Record set
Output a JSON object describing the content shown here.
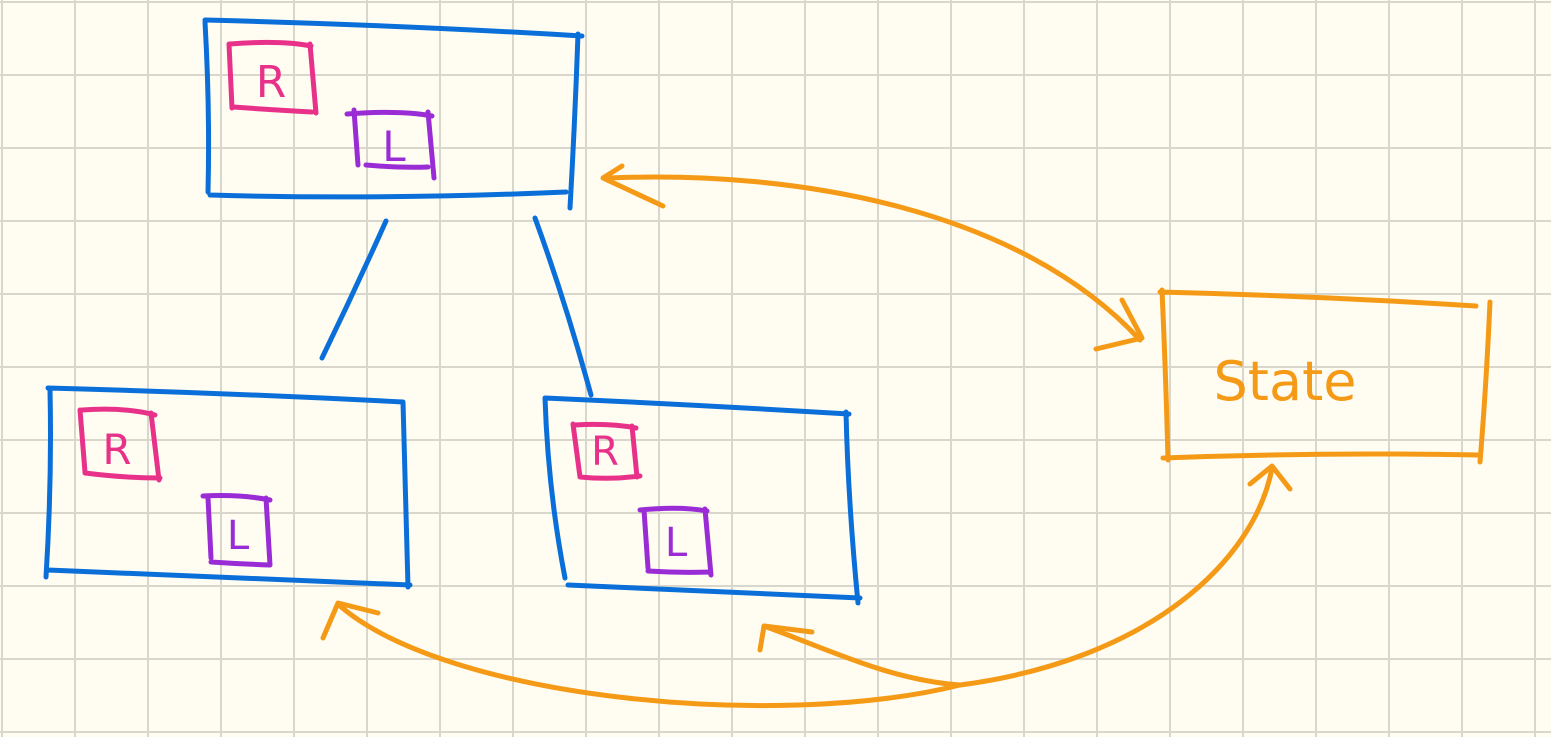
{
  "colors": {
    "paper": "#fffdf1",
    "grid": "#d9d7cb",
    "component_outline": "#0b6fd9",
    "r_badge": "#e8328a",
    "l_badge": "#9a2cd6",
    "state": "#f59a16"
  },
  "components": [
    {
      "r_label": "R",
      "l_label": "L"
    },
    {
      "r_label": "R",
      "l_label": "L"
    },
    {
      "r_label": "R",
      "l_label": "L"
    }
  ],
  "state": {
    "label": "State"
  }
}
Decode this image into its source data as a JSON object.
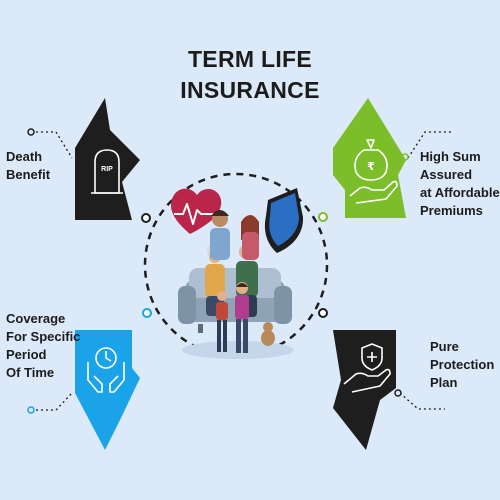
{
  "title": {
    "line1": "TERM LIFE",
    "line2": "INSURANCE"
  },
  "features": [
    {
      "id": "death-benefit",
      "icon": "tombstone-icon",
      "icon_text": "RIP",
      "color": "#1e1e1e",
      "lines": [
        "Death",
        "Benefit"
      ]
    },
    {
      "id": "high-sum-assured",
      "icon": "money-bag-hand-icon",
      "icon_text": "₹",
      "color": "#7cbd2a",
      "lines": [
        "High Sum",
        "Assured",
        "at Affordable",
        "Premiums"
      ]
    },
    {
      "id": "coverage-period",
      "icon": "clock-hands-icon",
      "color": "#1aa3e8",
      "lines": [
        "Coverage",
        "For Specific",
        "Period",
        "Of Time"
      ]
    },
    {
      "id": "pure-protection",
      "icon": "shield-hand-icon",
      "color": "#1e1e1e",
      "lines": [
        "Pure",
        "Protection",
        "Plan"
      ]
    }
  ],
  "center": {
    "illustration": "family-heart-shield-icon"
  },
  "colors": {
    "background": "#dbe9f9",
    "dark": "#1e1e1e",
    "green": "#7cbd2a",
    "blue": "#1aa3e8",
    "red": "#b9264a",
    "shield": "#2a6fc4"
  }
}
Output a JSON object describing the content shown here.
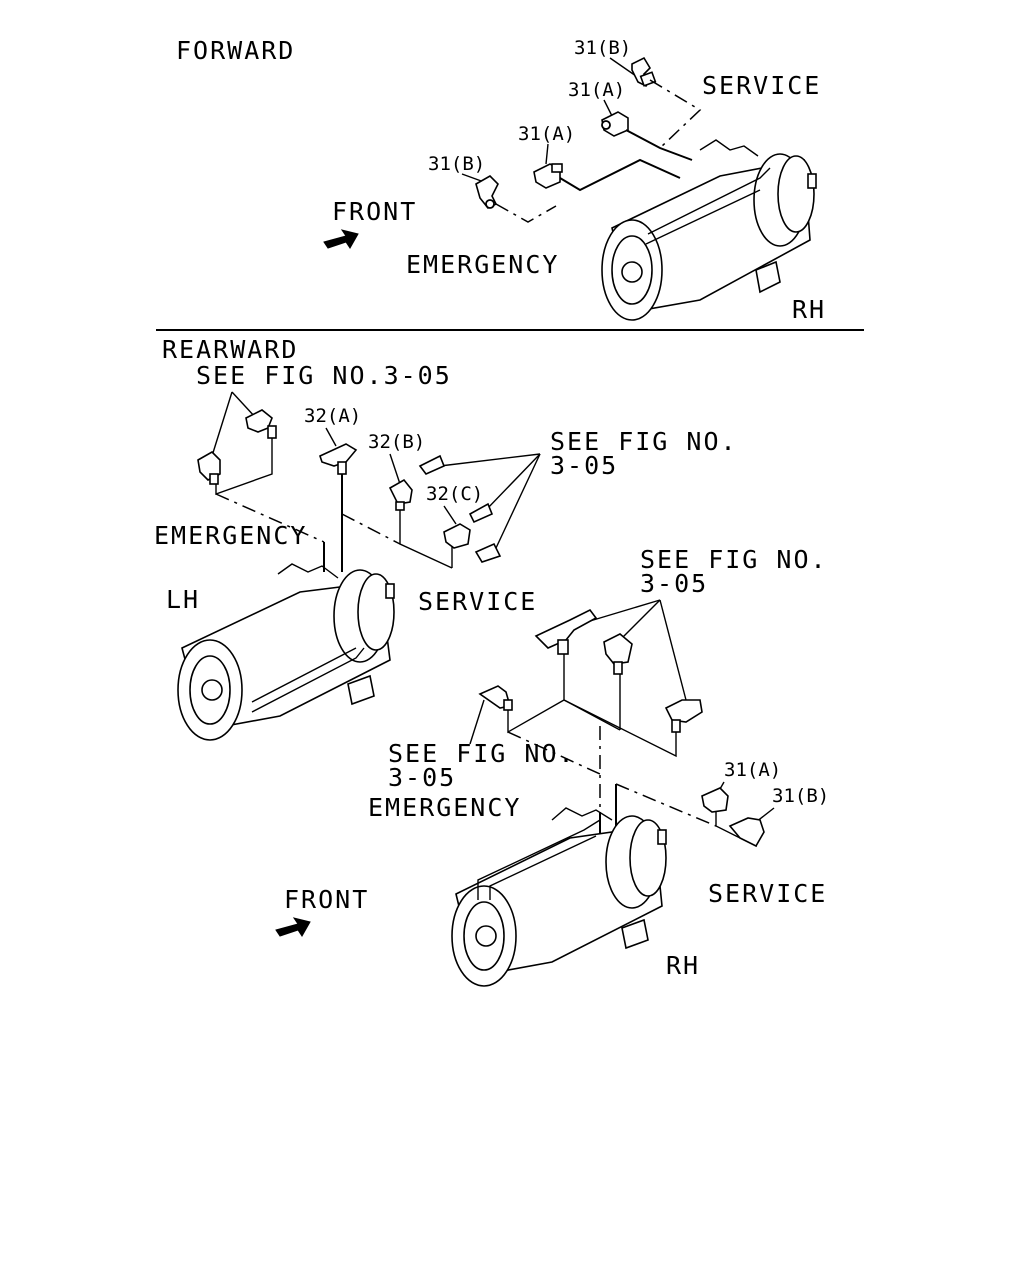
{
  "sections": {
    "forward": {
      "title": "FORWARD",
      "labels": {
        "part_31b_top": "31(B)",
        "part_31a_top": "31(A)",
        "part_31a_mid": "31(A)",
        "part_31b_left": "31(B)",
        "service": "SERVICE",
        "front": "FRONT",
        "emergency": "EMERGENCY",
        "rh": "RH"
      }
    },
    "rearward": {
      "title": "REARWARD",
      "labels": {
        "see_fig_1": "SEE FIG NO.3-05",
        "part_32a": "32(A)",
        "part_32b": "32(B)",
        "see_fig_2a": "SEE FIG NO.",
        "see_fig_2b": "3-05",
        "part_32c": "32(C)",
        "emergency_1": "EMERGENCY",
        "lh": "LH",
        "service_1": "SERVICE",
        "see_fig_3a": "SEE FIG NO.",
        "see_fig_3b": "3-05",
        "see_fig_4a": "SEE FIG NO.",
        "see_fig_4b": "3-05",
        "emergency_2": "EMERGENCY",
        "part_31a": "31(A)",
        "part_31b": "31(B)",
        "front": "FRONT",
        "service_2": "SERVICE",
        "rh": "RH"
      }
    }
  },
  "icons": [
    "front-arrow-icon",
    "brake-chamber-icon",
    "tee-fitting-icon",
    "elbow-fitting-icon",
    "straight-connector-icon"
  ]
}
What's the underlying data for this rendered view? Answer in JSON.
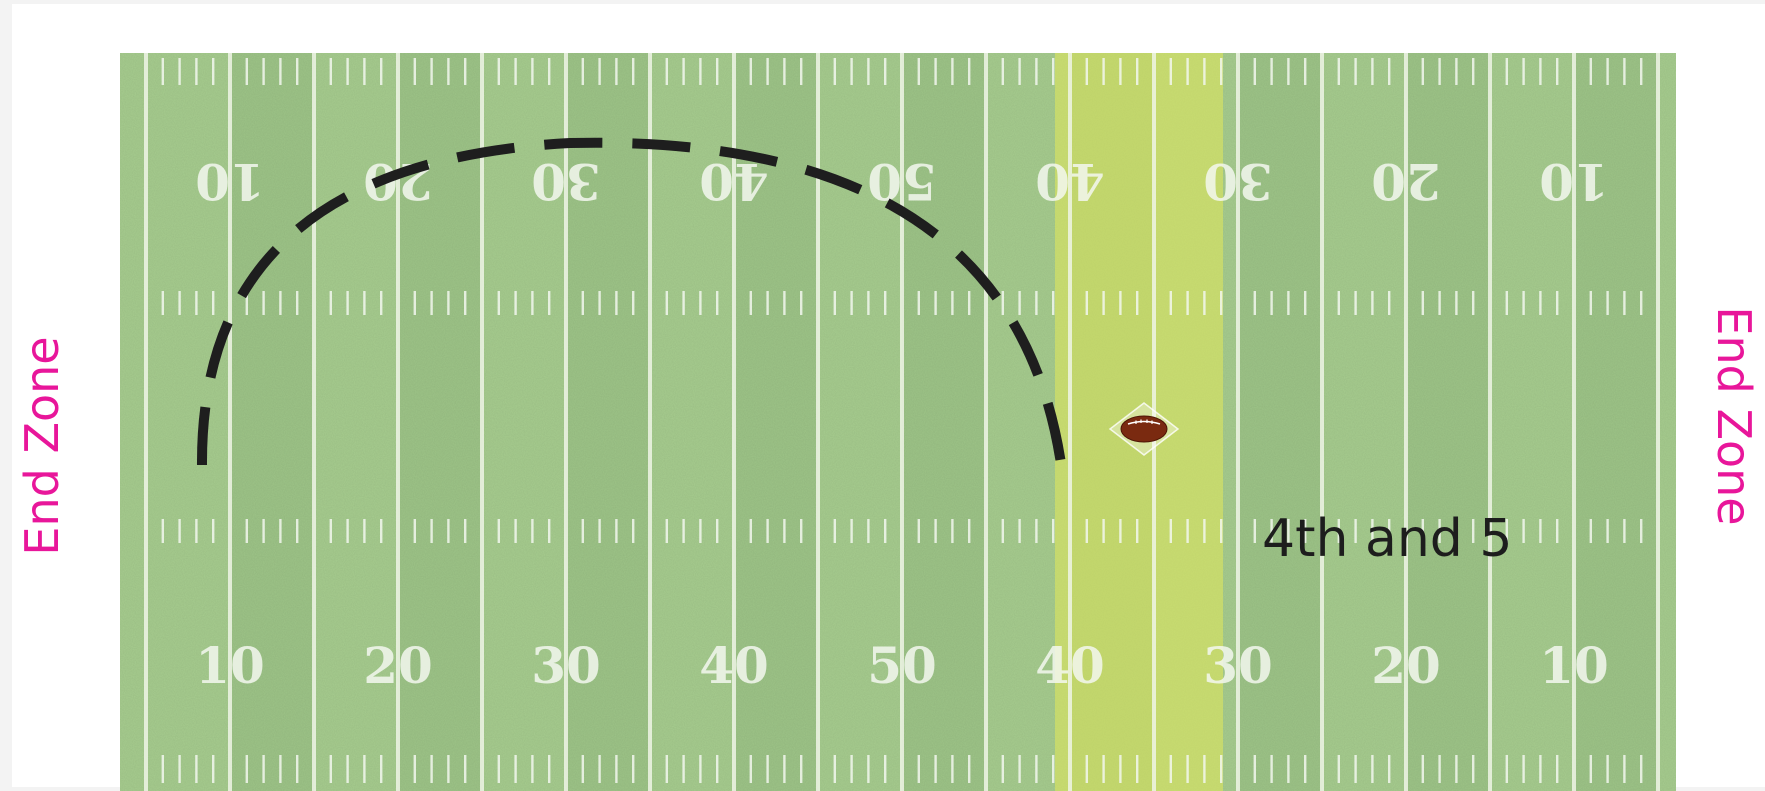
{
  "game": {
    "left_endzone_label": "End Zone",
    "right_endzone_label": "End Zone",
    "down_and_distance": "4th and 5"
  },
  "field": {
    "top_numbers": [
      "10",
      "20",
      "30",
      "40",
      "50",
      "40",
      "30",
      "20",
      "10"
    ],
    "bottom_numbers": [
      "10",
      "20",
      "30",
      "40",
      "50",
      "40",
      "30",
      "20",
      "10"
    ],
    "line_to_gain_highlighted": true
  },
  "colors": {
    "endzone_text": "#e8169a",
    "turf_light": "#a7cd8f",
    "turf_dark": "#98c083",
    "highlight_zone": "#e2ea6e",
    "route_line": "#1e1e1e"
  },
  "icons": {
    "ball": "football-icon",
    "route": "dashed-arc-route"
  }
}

Set exercise
Check every line of the records above for the string "EMERGENCY" and say how many contain it, giving the number alone.

Answer to the exercise
3